* **Given request**:
Each record needs to be echoed exactly; can you do that?

* **Materials provided**:
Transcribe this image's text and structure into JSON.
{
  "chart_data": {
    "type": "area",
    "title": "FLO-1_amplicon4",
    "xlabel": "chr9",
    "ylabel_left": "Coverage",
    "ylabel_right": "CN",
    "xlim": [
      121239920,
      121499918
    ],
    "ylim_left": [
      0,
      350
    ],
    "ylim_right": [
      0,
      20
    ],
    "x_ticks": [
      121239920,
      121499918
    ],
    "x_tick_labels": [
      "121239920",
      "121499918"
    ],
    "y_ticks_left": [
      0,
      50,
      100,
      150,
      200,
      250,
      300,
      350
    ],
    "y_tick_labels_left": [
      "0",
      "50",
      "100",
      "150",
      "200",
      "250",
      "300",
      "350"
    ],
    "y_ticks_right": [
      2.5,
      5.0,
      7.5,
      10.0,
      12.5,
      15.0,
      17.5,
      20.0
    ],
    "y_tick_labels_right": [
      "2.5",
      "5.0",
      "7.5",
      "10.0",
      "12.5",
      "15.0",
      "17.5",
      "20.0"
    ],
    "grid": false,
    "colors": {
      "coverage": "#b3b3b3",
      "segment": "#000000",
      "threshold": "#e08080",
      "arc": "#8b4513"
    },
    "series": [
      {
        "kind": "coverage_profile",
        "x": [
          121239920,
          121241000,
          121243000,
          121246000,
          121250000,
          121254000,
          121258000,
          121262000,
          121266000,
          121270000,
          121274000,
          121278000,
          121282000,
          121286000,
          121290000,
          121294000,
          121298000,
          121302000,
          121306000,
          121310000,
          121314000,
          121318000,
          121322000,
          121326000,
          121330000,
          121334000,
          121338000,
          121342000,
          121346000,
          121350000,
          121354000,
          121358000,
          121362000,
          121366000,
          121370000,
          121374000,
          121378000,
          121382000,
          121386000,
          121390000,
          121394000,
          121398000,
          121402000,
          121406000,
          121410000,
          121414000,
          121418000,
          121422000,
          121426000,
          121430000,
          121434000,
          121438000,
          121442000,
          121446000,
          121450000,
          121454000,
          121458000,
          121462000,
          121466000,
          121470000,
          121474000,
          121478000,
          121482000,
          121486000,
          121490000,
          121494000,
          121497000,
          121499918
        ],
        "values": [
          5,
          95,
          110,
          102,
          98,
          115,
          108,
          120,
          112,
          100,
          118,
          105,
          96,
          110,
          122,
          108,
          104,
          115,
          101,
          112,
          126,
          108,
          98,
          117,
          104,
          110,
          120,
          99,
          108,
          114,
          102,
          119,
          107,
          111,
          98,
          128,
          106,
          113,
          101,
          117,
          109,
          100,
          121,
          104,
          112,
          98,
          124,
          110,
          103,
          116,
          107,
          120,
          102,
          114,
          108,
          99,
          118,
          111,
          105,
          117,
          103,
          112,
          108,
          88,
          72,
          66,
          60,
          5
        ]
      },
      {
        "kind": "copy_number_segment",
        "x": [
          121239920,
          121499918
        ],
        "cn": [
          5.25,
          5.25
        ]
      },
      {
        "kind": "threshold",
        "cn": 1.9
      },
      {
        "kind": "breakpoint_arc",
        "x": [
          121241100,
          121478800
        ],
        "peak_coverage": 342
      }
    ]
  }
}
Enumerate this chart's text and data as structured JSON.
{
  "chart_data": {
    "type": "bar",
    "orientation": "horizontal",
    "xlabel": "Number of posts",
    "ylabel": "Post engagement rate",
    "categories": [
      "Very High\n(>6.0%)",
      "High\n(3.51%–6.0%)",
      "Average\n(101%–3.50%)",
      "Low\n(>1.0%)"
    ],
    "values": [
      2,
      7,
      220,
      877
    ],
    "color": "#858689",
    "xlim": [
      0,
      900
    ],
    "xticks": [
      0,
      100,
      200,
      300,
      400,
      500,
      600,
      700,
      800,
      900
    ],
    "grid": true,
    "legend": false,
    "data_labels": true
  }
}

* **Output of the task**:
Transcribe this image's text and structure into JSON.
{
  "chart_data": {
    "type": "area",
    "title": "FLO-1_amplicon4",
    "xlabel": "chr9",
    "ylabel_left": "Coverage",
    "ylabel_right": "CN",
    "xlim": [
      121239920,
      121499918
    ],
    "ylim_left": [
      0,
      350
    ],
    "ylim_right": [
      0,
      20
    ],
    "x_ticks": [
      121239920,
      121499918
    ],
    "x_tick_labels": [
      "121239920",
      "121499918"
    ],
    "y_ticks_left": [
      0,
      50,
      100,
      150,
      200,
      250,
      300,
      350
    ],
    "y_tick_labels_left": [
      "0",
      "50",
      "100",
      "150",
      "200",
      "250",
      "300",
      "350"
    ],
    "y_ticks_right": [
      2.5,
      5.0,
      7.5,
      10.0,
      12.5,
      15.0,
      17.5,
      20.0
    ],
    "y_tick_labels_right": [
      "2.5",
      "5.0",
      "7.5",
      "10.0",
      "12.5",
      "15.0",
      "17.5",
      "20.0"
    ],
    "grid": false,
    "colors": {
      "coverage": "#b3b3b3",
      "segment": "#000000",
      "threshold": "#e08080",
      "arc": "#8b4513"
    },
    "series": [
      {
        "kind": "coverage_profile",
        "x": [
          121239920,
          121241000,
          121243000,
          121246000,
          121250000,
          121254000,
          121258000,
          121262000,
          121266000,
          121270000,
          121274000,
          121278000,
          121282000,
          121286000,
          121290000,
          121294000,
          121298000,
          121302000,
          121306000,
          121310000,
          121314000,
          121318000,
          121322000,
          121326000,
          121330000,
          121334000,
          121338000,
          121342000,
          121346000,
          121350000,
          121354000,
          121358000,
          121362000,
          121366000,
          121370000,
          121374000,
          121378000,
          121382000,
          121386000,
          121390000,
          121394000,
          121398000,
          121402000,
          121406000,
          121410000,
          121414000,
          121418000,
          121422000,
          121426000,
          121430000,
          121434000,
          121438000,
          121442000,
          121446000,
          121450000,
          121454000,
          121458000,
          121462000,
          121466000,
          121470000,
          121474000,
          121478000,
          121482000,
          121486000,
          121490000,
          121494000,
          121497000,
          121499918
        ],
        "values": [
          5,
          95,
          110,
          102,
          98,
          115,
          108,
          120,
          112,
          100,
          118,
          105,
          96,
          110,
          122,
          108,
          104,
          115,
          101,
          112,
          126,
          108,
          98,
          117,
          104,
          110,
          120,
          99,
          108,
          114,
          102,
          119,
          107,
          111,
          98,
          128,
          106,
          113,
          101,
          117,
          109,
          100,
          121,
          104,
          112,
          98,
          124,
          110,
          103,
          116,
          107,
          120,
          102,
          114,
          108,
          99,
          118,
          111,
          105,
          117,
          103,
          112,
          108,
          88,
          72,
          66,
          60,
          5
        ]
      },
      {
        "kind": "copy_number_segment",
        "x": [
          121239920,
          121499918
        ],
        "cn": [
          5.25,
          5.25
        ]
      },
      {
        "kind": "threshold",
        "cn": 1.9
      },
      {
        "kind": "breakpoint_arc",
        "x": [
          121241100,
          121478800
        ],
        "peak_coverage": 342
      }
    ]
  }
}
Enumerate this chart's text and data as structured JSON.
{
  "chart_data": {
    "type": "bar",
    "orientation": "horizontal",
    "xlabel": "Number of posts",
    "ylabel": "Post engagement rate",
    "categories": [
      "Very High\n(>6.0%)",
      "High\n(3.51%–6.0%)",
      "Average\n(101%–3.50%)",
      "Low\n(>1.0%)"
    ],
    "values": [
      2,
      7,
      220,
      877
    ],
    "color": "#858689",
    "xlim": [
      0,
      900
    ],
    "xticks": [
      0,
      100,
      200,
      300,
      400,
      500,
      600,
      700,
      800,
      900
    ],
    "grid": true,
    "legend": false,
    "data_labels": true
  }
}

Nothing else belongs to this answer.